• [BRANO SELEZIONATO]
━━━━━━━━

Se leggiamo un racconto o guardiamo un film come fosse un dedalo, un castello pieno di corridoi e di stanze chiuse, ogni singola citazione fungerà da chiave per dischiuderne i segreti e mapparne il mistero; più citazioni saremo in grado di cogliere, più chiavi raccoglieremo, più potremo essere padroni della struttura complessiva e del suo senso.

E se è vero com’è vero che ciò si realizza soprattutto nel genere, dispositivo di meta-narrazione per antonomasia, sistema di storie che gioca di continuo ad auto-alimentarsi, allora abbiamo ragione di credere che, con Crimson Peak (ora in edizione home video) Guillermo Del Toro abbia portato a compimento il non plus ultra dell’orrore che parla di orrore (cfr. "Quaderni d'Altri Tempi" n. 53).

━━━━━━━━

Dati:
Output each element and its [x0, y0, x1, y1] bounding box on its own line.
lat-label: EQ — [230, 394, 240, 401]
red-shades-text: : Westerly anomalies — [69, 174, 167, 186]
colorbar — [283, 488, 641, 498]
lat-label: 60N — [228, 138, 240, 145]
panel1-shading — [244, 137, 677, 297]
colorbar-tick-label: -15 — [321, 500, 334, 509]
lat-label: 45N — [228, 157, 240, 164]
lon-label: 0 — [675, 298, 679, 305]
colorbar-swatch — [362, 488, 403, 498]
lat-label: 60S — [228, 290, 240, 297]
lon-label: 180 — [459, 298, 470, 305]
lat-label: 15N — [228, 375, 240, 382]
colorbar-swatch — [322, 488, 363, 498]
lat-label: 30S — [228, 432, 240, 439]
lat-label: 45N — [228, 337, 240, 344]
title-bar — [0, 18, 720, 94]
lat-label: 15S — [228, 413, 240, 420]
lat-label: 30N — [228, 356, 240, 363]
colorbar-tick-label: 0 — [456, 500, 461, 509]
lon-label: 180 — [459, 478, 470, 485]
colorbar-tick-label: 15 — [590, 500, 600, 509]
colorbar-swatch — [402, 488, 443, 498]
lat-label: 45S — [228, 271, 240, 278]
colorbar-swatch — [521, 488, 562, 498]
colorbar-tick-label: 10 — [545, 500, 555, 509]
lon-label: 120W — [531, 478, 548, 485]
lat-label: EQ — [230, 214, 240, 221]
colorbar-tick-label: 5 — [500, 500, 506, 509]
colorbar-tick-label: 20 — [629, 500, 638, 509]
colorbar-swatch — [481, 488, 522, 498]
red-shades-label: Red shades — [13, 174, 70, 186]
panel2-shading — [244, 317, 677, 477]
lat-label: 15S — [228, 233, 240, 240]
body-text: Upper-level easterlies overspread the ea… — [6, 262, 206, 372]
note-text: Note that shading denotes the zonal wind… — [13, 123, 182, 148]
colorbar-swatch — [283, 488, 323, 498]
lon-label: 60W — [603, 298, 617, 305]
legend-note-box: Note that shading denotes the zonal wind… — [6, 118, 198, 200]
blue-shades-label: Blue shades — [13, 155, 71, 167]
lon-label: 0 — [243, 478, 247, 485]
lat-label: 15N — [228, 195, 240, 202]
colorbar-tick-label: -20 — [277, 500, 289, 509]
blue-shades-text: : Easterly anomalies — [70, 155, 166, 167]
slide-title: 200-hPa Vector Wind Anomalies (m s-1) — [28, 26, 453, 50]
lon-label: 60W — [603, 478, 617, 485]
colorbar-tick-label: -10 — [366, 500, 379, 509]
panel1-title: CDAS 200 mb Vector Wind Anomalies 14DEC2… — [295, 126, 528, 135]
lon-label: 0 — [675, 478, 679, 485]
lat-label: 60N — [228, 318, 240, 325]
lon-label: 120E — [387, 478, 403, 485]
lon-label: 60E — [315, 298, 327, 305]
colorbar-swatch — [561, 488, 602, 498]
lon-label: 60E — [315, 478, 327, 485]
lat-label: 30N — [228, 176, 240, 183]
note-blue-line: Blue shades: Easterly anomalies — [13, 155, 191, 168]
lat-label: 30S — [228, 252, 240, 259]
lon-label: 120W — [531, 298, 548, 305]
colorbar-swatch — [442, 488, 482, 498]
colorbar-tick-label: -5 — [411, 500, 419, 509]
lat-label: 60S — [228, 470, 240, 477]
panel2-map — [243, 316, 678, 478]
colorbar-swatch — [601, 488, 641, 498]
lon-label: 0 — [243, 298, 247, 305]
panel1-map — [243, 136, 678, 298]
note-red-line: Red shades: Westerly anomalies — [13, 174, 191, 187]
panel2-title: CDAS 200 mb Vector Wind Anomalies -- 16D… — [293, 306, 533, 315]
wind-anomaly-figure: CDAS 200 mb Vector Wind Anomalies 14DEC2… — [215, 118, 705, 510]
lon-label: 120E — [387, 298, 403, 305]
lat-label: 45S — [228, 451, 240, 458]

━━━━━━━━

• [CONSEGNA 1] Nel brano su Crimson Peak, quale funzione svolge ogni singola citazione quando si legge un racconto come un dedalo?
• [CONSEGNA 2] Trascriva dal brano su Crimson Peak la parte che comincia con "Se leggiamo un" e prosegue fino a "del suo senso.".
I dati costituiscono un materiale distinto dal brano.

• [RISULTATO 1] Funge da chiave per dischiuderne i segreti e mapparne il mistero.

• [RISULTATO 2]
Se leggiamo un racconto o guardiamo un film come fosse un dedalo, un castello pieno di corridoi e di stanze chiuse, ogni singola citazione fungerà da chiave per dischiuderne i segreti e mapparne il mistero; più citazioni saremo in grado di cogliere, più chiavi raccoglieremo, più potremo essere padroni della struttura complessiva e del suo senso.